# Task prompt:
Give the listing again character for character, but drop the images.

# Source records:

..............................

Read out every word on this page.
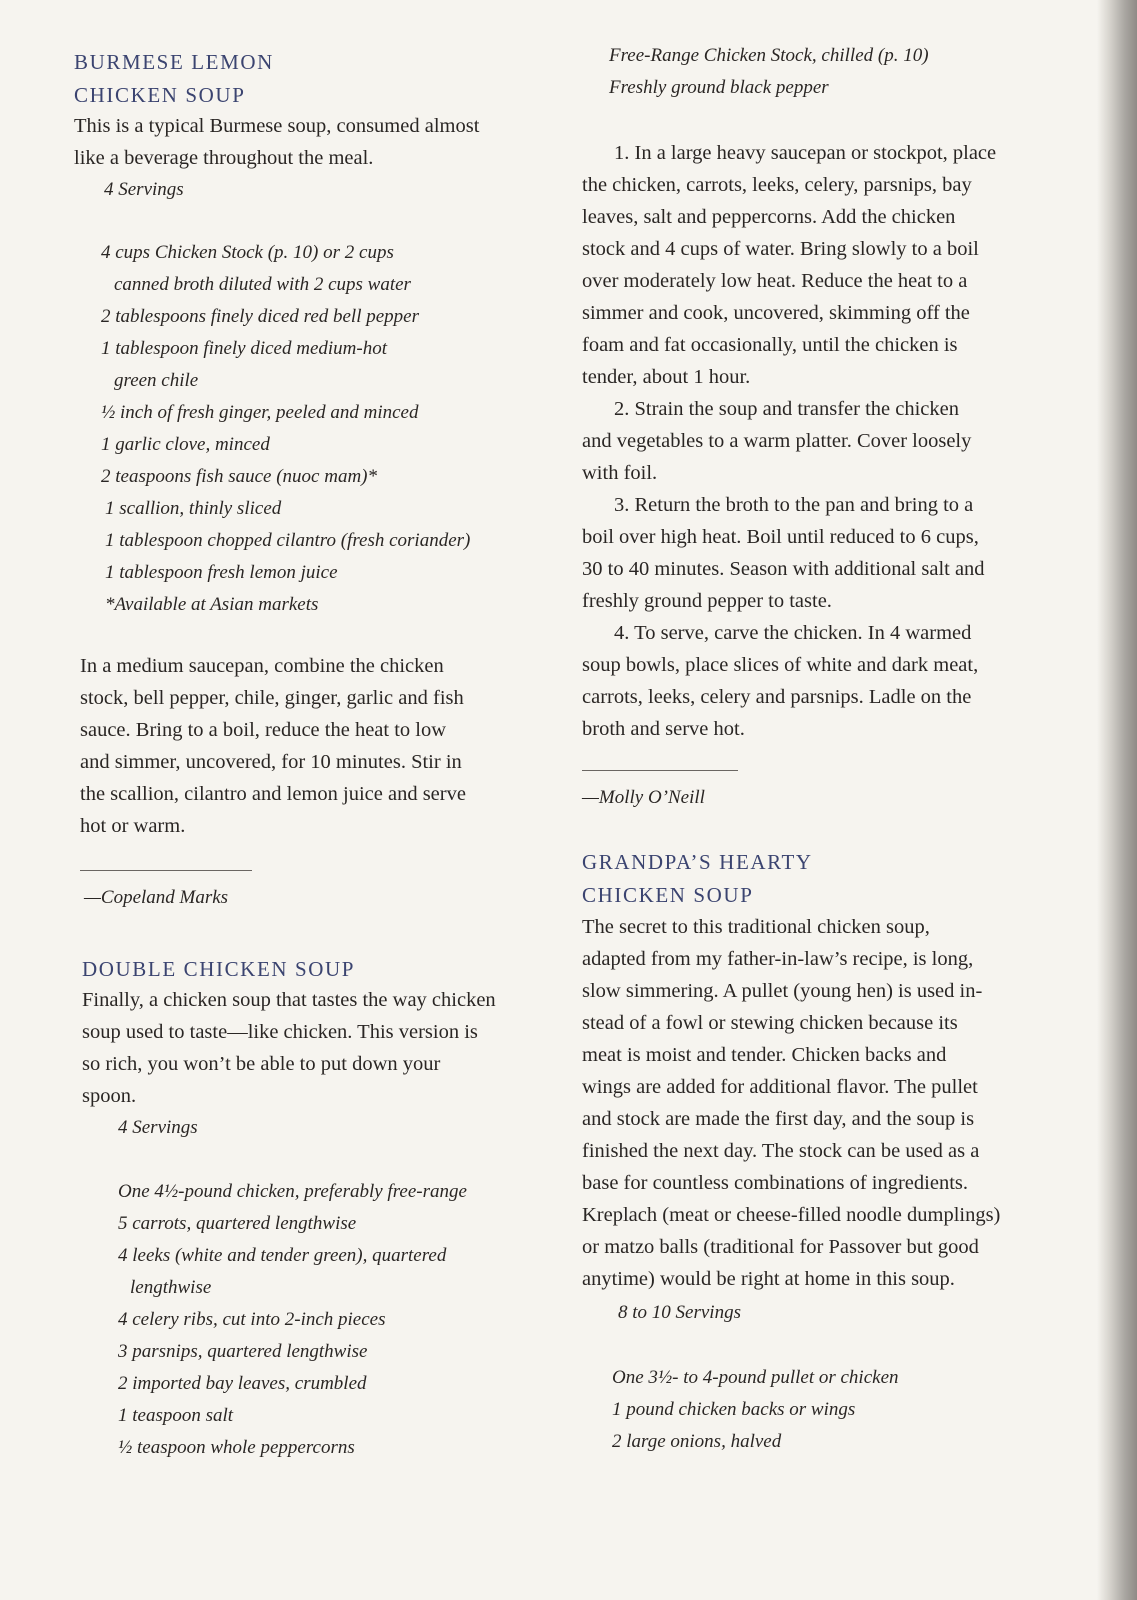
BURMESE LEMON
CHICKEN SOUP
This is a typical Burmese soup, consumed almost
like a beverage throughout the meal.
4 Servings
4 cups Chicken Stock (p. 10) or 2 cups
canned broth diluted with 2 cups water
2 tablespoons finely diced red bell pepper
1 tablespoon finely diced medium-hot
green chile
½ inch of fresh ginger, peeled and minced
1 garlic clove, minced
2 teaspoons fish sauce (nuoc mam)*
1 scallion, thinly sliced
1 tablespoon chopped cilantro (fresh coriander)
1 tablespoon fresh lemon juice
*Available at Asian markets
In a medium saucepan, combine the chicken
stock, bell pepper, chile, ginger, garlic and fish
sauce. Bring to a boil, reduce the heat to low
and simmer, uncovered, for 10 minutes. Stir in
the scallion, cilantro and lemon juice and serve
hot or warm.
—Copeland Marks
DOUBLE CHICKEN SOUP
Finally, a chicken soup that tastes the way chicken
soup used to taste—like chicken. This version is
so rich, you won’t be able to put down your
spoon.
4 Servings
One 4½-pound chicken, preferably free-range
5 carrots, quartered lengthwise
4 leeks (white and tender green), quartered
lengthwise
4 celery ribs, cut into 2-inch pieces
3 parsnips, quartered lengthwise
2 imported bay leaves, crumbled
1 teaspoon salt
½ teaspoon whole peppercorns
Free-Range Chicken Stock, chilled (p. 10)
Freshly ground black pepper
1. In a large heavy saucepan or stockpot, place
the chicken, carrots, leeks, celery, parsnips, bay
leaves, salt and peppercorns. Add the chicken
stock and 4 cups of water. Bring slowly to a boil
over moderately low heat. Reduce the heat to a
simmer and cook, uncovered, skimming off the
foam and fat occasionally, until the chicken is
tender, about 1 hour.
2. Strain the soup and transfer the chicken
and vegetables to a warm platter. Cover loosely
with foil.
3. Return the broth to the pan and bring to a
boil over high heat. Boil until reduced to 6 cups,
30 to 40 minutes. Season with additional salt and
freshly ground pepper to taste.
4. To serve, carve the chicken. In 4 warmed
soup bowls, place slices of white and dark meat,
carrots, leeks, celery and parsnips. Ladle on the
broth and serve hot.
—Molly O’Neill
GRANDPA’S HEARTY
CHICKEN SOUP
The secret to this traditional chicken soup,
adapted from my father-in-law’s recipe, is long,
slow simmering. A pullet (young hen) is used in-
stead of a fowl or stewing chicken because its
meat is moist and tender. Chicken backs and
wings are added for additional flavor. The pullet
and stock are made the first day, and the soup is
finished the next day. The stock can be used as a
base for countless combinations of ingredients.
Kreplach (meat or cheese-filled noodle dumplings)
or matzo balls (traditional for Passover but good
anytime) would be right at home in this soup.
8 to 10 Servings
One 3½- to 4-pound pullet or chicken
1 pound chicken backs or wings
2 large onions, halved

..............................

# Finished exercise:
Read out every word on this page.
BURMESE LEMON
CHICKEN SOUP
This is a typical Burmese soup, consumed almost
like a beverage throughout the meal.
4 Servings
4 cups Chicken Stock (p. 10) or 2 cups
canned broth diluted with 2 cups water
2 tablespoons finely diced red bell pepper
1 tablespoon finely diced medium-hot
green chile
½ inch of fresh ginger, peeled and minced
1 garlic clove, minced
2 teaspoons fish sauce (nuoc mam)*
1 scallion, thinly sliced
1 tablespoon chopped cilantro (fresh coriander)
1 tablespoon fresh lemon juice
*Available at Asian markets
In a medium saucepan, combine the chicken
stock, bell pepper, chile, ginger, garlic and fish
sauce. Bring to a boil, reduce the heat to low
and simmer, uncovered, for 10 minutes. Stir in
the scallion, cilantro and lemon juice and serve
hot or warm.
—Copeland Marks
DOUBLE CHICKEN SOUP
Finally, a chicken soup that tastes the way chicken
soup used to taste—like chicken. This version is
so rich, you won’t be able to put down your
spoon.
4 Servings
One 4½-pound chicken, preferably free-range
5 carrots, quartered lengthwise
4 leeks (white and tender green), quartered
lengthwise
4 celery ribs, cut into 2-inch pieces
3 parsnips, quartered lengthwise
2 imported bay leaves, crumbled
1 teaspoon salt
½ teaspoon whole peppercorns
Free-Range Chicken Stock, chilled (p. 10)
Freshly ground black pepper
1. In a large heavy saucepan or stockpot, place
the chicken, carrots, leeks, celery, parsnips, bay
leaves, salt and peppercorns. Add the chicken
stock and 4 cups of water. Bring slowly to a boil
over moderately low heat. Reduce the heat to a
simmer and cook, uncovered, skimming off the
foam and fat occasionally, until the chicken is
tender, about 1 hour.
2. Strain the soup and transfer the chicken
and vegetables to a warm platter. Cover loosely
with foil.
3. Return the broth to the pan and bring to a
boil over high heat. Boil until reduced to 6 cups,
30 to 40 minutes. Season with additional salt and
freshly ground pepper to taste.
4. To serve, carve the chicken. In 4 warmed
soup bowls, place slices of white and dark meat,
carrots, leeks, celery and parsnips. Ladle on the
broth and serve hot.
—Molly O’Neill
GRANDPA’S HEARTY
CHICKEN SOUP
The secret to this traditional chicken soup,
adapted from my father-in-law’s recipe, is long,
slow simmering. A pullet (young hen) is used in-
stead of a fowl or stewing chicken because its
meat is moist and tender. Chicken backs and
wings are added for additional flavor. The pullet
and stock are made the first day, and the soup is
finished the next day. The stock can be used as a
base for countless combinations of ingredients.
Kreplach (meat or cheese-filled noodle dumplings)
or matzo balls (traditional for Passover but good
anytime) would be right at home in this soup.
8 to 10 Servings
One 3½- to 4-pound pullet or chicken
1 pound chicken backs or wings
2 large onions, halved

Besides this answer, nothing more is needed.